### The request
Take the line with "Read this page and output its text content." and every line after it, through the end of the listing, and give them again exactly, pictures excluded.

================================

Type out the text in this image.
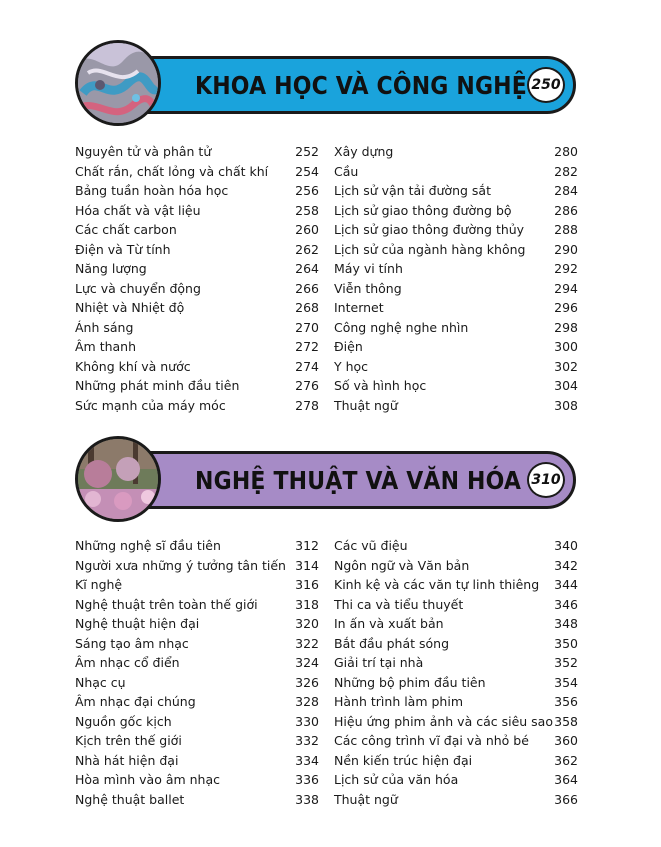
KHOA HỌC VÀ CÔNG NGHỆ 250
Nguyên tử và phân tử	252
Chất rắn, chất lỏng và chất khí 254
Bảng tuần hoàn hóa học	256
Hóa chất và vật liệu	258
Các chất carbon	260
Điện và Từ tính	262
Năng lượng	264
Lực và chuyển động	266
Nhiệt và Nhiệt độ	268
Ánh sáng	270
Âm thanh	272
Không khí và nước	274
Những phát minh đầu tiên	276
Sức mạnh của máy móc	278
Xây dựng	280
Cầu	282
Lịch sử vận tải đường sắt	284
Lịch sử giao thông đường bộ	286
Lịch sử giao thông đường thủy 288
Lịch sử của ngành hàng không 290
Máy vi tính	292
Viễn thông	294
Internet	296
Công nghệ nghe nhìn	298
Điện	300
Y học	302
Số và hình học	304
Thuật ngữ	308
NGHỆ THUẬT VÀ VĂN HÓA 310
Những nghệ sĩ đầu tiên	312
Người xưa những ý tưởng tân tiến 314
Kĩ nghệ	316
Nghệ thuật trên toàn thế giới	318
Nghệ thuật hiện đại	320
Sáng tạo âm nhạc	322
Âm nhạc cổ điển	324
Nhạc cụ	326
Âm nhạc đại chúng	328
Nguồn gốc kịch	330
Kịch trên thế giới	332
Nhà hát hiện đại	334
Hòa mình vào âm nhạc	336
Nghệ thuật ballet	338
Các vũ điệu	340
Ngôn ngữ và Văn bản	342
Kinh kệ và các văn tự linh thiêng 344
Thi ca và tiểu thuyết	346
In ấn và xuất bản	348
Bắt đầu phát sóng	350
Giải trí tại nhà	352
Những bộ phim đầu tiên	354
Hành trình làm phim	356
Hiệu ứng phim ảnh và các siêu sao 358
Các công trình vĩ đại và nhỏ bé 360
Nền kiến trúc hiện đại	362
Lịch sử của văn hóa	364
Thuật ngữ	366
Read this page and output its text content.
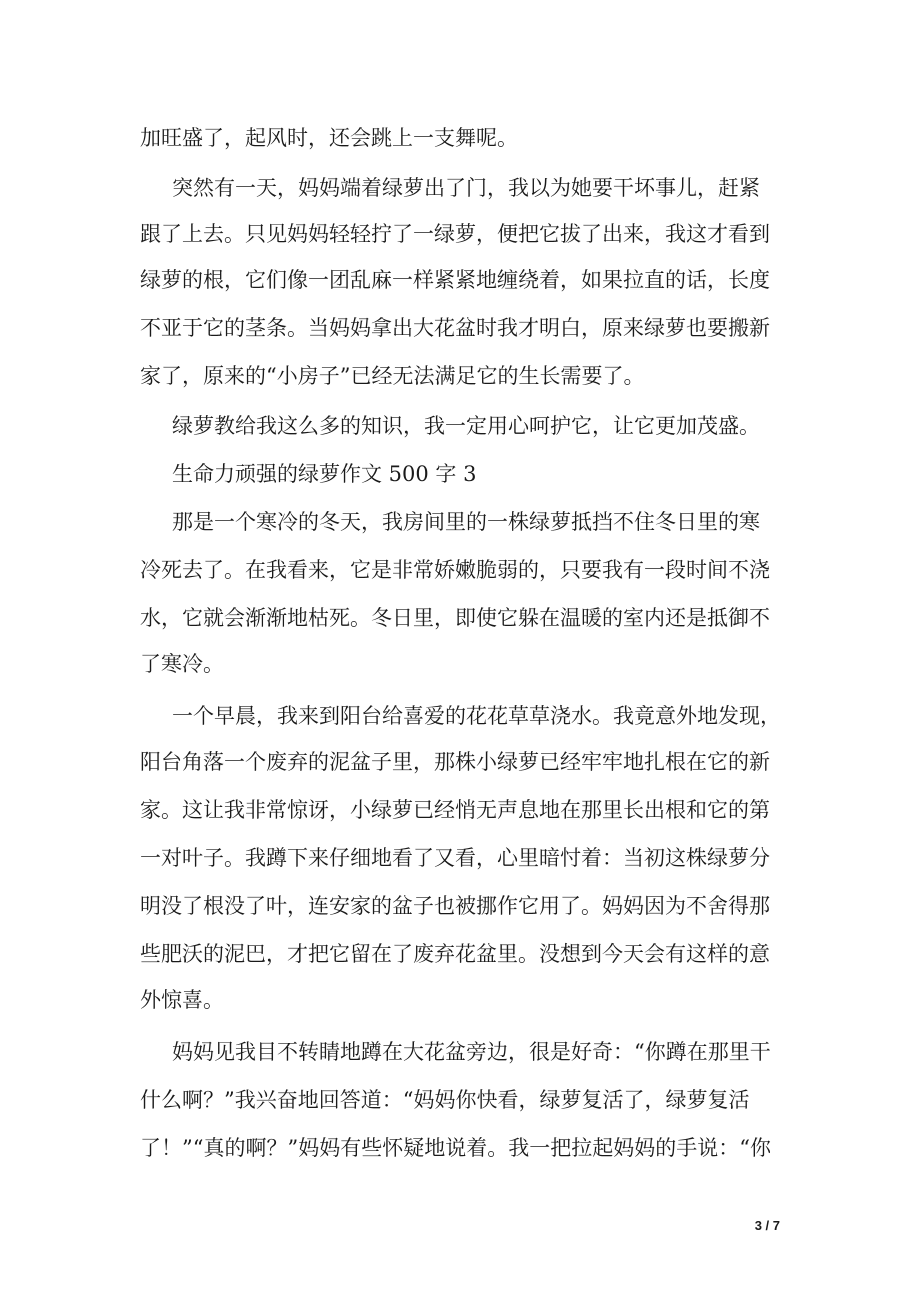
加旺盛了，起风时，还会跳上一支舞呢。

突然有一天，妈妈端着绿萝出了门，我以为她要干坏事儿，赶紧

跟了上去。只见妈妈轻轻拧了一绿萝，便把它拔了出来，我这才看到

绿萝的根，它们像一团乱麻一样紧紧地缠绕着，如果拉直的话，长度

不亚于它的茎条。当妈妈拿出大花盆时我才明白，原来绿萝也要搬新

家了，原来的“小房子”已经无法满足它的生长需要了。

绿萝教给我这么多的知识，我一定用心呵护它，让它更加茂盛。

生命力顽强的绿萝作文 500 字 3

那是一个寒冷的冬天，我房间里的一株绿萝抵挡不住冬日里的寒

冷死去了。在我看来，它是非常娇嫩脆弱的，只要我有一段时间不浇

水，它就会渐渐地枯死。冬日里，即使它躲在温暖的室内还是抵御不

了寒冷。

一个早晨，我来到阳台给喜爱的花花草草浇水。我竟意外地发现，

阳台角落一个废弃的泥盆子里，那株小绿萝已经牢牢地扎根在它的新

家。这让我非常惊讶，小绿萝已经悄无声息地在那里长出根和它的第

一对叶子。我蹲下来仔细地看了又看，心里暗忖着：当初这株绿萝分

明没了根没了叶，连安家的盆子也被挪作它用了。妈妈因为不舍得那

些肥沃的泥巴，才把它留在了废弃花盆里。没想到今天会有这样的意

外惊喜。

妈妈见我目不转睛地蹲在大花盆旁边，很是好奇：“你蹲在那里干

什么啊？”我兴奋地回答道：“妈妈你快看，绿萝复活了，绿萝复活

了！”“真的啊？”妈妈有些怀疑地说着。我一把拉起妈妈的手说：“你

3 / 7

================================

### Result below
Read this page and output its text content.
加旺盛了，起风时，还会跳上一支舞呢。

突然有一天，妈妈端着绿萝出了门，我以为她要干坏事儿，赶紧

跟了上去。只见妈妈轻轻拧了一绿萝，便把它拔了出来，我这才看到

绿萝的根，它们像一团乱麻一样紧紧地缠绕着，如果拉直的话，长度

不亚于它的茎条。当妈妈拿出大花盆时我才明白，原来绿萝也要搬新

家了，原来的“小房子”已经无法满足它的生长需要了。

绿萝教给我这么多的知识，我一定用心呵护它，让它更加茂盛。

生命力顽强的绿萝作文 500 字 3

那是一个寒冷的冬天，我房间里的一株绿萝抵挡不住冬日里的寒

冷死去了。在我看来，它是非常娇嫩脆弱的，只要我有一段时间不浇

水，它就会渐渐地枯死。冬日里，即使它躲在温暖的室内还是抵御不

了寒冷。

一个早晨，我来到阳台给喜爱的花花草草浇水。我竟意外地发现，

阳台角落一个废弃的泥盆子里，那株小绿萝已经牢牢地扎根在它的新

家。这让我非常惊讶，小绿萝已经悄无声息地在那里长出根和它的第

一对叶子。我蹲下来仔细地看了又看，心里暗忖着：当初这株绿萝分

明没了根没了叶，连安家的盆子也被挪作它用了。妈妈因为不舍得那

些肥沃的泥巴，才把它留在了废弃花盆里。没想到今天会有这样的意

外惊喜。

妈妈见我目不转睛地蹲在大花盆旁边，很是好奇：“你蹲在那里干

什么啊？”我兴奋地回答道：“妈妈你快看，绿萝复活了，绿萝复活

了！”“真的啊？”妈妈有些怀疑地说着。我一把拉起妈妈的手说：“你

3 / 7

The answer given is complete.